> [SET EXERCISE] Go through the entries and transcribe each one exactly, dropping the pictures.

(Data entries)
---
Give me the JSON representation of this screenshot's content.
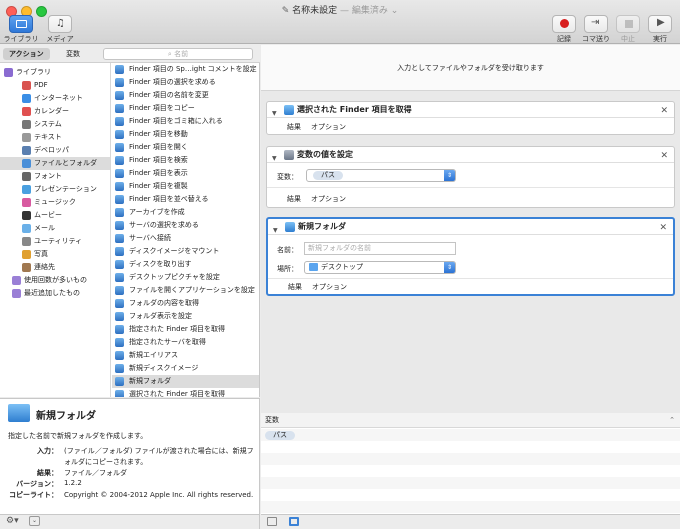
{
  "window": {
    "title": "名称未設定",
    "status": "— 編集済み ⌄"
  },
  "toolbar": {
    "library": "ライブラリ",
    "media": "メディア",
    "record": "記録",
    "step": "コマ送り",
    "stop": "中止",
    "run": "実行"
  },
  "tabs": {
    "actions": "アクション",
    "variables": "変数"
  },
  "search": {
    "placeholder": "名前"
  },
  "categories": [
    {
      "label": "ライブラリ",
      "color": "#8a6bd1"
    },
    {
      "label": "PDF",
      "color": "#d9534f"
    },
    {
      "label": "インターネット",
      "color": "#3a8ee6"
    },
    {
      "label": "カレンダー",
      "color": "#e05050"
    },
    {
      "label": "システム",
      "color": "#777777"
    },
    {
      "label": "テキスト",
      "color": "#999999"
    },
    {
      "label": "デベロッパ",
      "color": "#5a7fb0"
    },
    {
      "label": "ファイルとフォルダ",
      "color": "#4a8fd8"
    },
    {
      "label": "フォント",
      "color": "#666666"
    },
    {
      "label": "プレゼンテーション",
      "color": "#4aa0e0"
    },
    {
      "label": "ミュージック",
      "color": "#d85aa0"
    },
    {
      "label": "ムービー",
      "color": "#333333"
    },
    {
      "label": "メール",
      "color": "#6ab0e8"
    },
    {
      "label": "ユーティリティ",
      "color": "#888888"
    },
    {
      "label": "写真",
      "color": "#e0a030"
    },
    {
      "label": "連絡先",
      "color": "#a07850"
    },
    {
      "label": "使用回数が多いもの",
      "color": "#9a7fd6"
    },
    {
      "label": "最近追加したもの",
      "color": "#9a7fd6"
    }
  ],
  "actions": [
    "Finder 項目の Sp…ight コメントを設定",
    "Finder 項目の選択を求める",
    "Finder 項目の名前を変更",
    "Finder 項目をコピー",
    "Finder 項目をゴミ箱に入れる",
    "Finder 項目を移動",
    "Finder 項目を開く",
    "Finder 項目を検索",
    "Finder 項目を表示",
    "Finder 項目を複製",
    "Finder 項目を並べ替える",
    "アーカイブを作成",
    "サーバの選択を求める",
    "サーバへ接続",
    "ディスクイメージをマウント",
    "ディスクを取り出す",
    "デスクトップピクチャを設定",
    "ファイルを開くアプリケーションを設定",
    "フォルダの内容を取得",
    "フォルダ表示を設定",
    "指定された Finder 項目を取得",
    "指定されたサーバを取得",
    "新規エイリアス",
    "新規ディスクイメージ",
    "新規フォルダ",
    "選択された Finder 項目を取得"
  ],
  "description": {
    "title": "新規フォルダ",
    "summary": "指定した名前で新規フォルダを作成します。",
    "input_label": "入力：",
    "input": "(ファイル／フォルダ) ファイルが渡された場合には、新規フォルダにコピーされます。",
    "result_label": "結果：",
    "result": "ファイル／フォルダ",
    "version_label": "バージョン：",
    "version": "1.2.2",
    "copyright_label": "コピーライト：",
    "copyright": "Copyright © 2004-2012 Apple Inc.  All rights reserved."
  },
  "workflow": {
    "header": "入力としてファイルやフォルダを受け取ります",
    "result_label": "結果",
    "options_label": "オプション",
    "card1": {
      "title": "選択された Finder 項目を取得"
    },
    "card2": {
      "title": "変数の値を設定",
      "var_label": "変数：",
      "var_value": "パス"
    },
    "card3": {
      "title": "新規フォルダ",
      "name_label": "名前：",
      "name_placeholder": "新規フォルダの名前",
      "place_label": "場所：",
      "place_value": "デスクトップ"
    }
  },
  "variables": {
    "header": "変数",
    "items": [
      "パス"
    ]
  }
}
---
> [EXERCISE RESULT]
Give me the JSON representation of this screenshot's content.
{
  "window": {
    "title": "名称未設定",
    "status": "— 編集済み ⌄"
  },
  "toolbar": {
    "library": "ライブラリ",
    "media": "メディア",
    "record": "記録",
    "step": "コマ送り",
    "stop": "中止",
    "run": "実行"
  },
  "tabs": {
    "actions": "アクション",
    "variables": "変数"
  },
  "search": {
    "placeholder": "名前"
  },
  "categories": [
    {
      "label": "ライブラリ",
      "color": "#8a6bd1"
    },
    {
      "label": "PDF",
      "color": "#d9534f"
    },
    {
      "label": "インターネット",
      "color": "#3a8ee6"
    },
    {
      "label": "カレンダー",
      "color": "#e05050"
    },
    {
      "label": "システム",
      "color": "#777777"
    },
    {
      "label": "テキスト",
      "color": "#999999"
    },
    {
      "label": "デベロッパ",
      "color": "#5a7fb0"
    },
    {
      "label": "ファイルとフォルダ",
      "color": "#4a8fd8"
    },
    {
      "label": "フォント",
      "color": "#666666"
    },
    {
      "label": "プレゼンテーション",
      "color": "#4aa0e0"
    },
    {
      "label": "ミュージック",
      "color": "#d85aa0"
    },
    {
      "label": "ムービー",
      "color": "#333333"
    },
    {
      "label": "メール",
      "color": "#6ab0e8"
    },
    {
      "label": "ユーティリティ",
      "color": "#888888"
    },
    {
      "label": "写真",
      "color": "#e0a030"
    },
    {
      "label": "連絡先",
      "color": "#a07850"
    },
    {
      "label": "使用回数が多いもの",
      "color": "#9a7fd6"
    },
    {
      "label": "最近追加したもの",
      "color": "#9a7fd6"
    }
  ],
  "actions": [
    "Finder 項目の Sp…ight コメントを設定",
    "Finder 項目の選択を求める",
    "Finder 項目の名前を変更",
    "Finder 項目をコピー",
    "Finder 項目をゴミ箱に入れる",
    "Finder 項目を移動",
    "Finder 項目を開く",
    "Finder 項目を検索",
    "Finder 項目を表示",
    "Finder 項目を複製",
    "Finder 項目を並べ替える",
    "アーカイブを作成",
    "サーバの選択を求める",
    "サーバへ接続",
    "ディスクイメージをマウント",
    "ディスクを取り出す",
    "デスクトップピクチャを設定",
    "ファイルを開くアプリケーションを設定",
    "フォルダの内容を取得",
    "フォルダ表示を設定",
    "指定された Finder 項目を取得",
    "指定されたサーバを取得",
    "新規エイリアス",
    "新規ディスクイメージ",
    "新規フォルダ",
    "選択された Finder 項目を取得"
  ],
  "description": {
    "title": "新規フォルダ",
    "summary": "指定した名前で新規フォルダを作成します。",
    "input_label": "入力：",
    "input": "(ファイル／フォルダ) ファイルが渡された場合には、新規フォルダにコピーされます。",
    "result_label": "結果：",
    "result": "ファイル／フォルダ",
    "version_label": "バージョン：",
    "version": "1.2.2",
    "copyright_label": "コピーライト：",
    "copyright": "Copyright © 2004-2012 Apple Inc.  All rights reserved."
  },
  "workflow": {
    "header": "入力としてファイルやフォルダを受け取ります",
    "result_label": "結果",
    "options_label": "オプション",
    "card1": {
      "title": "選択された Finder 項目を取得"
    },
    "card2": {
      "title": "変数の値を設定",
      "var_label": "変数：",
      "var_value": "パス"
    },
    "card3": {
      "title": "新規フォルダ",
      "name_label": "名前：",
      "name_placeholder": "新規フォルダの名前",
      "place_label": "場所：",
      "place_value": "デスクトップ"
    }
  },
  "variables": {
    "header": "変数",
    "items": [
      "パス"
    ]
  }
}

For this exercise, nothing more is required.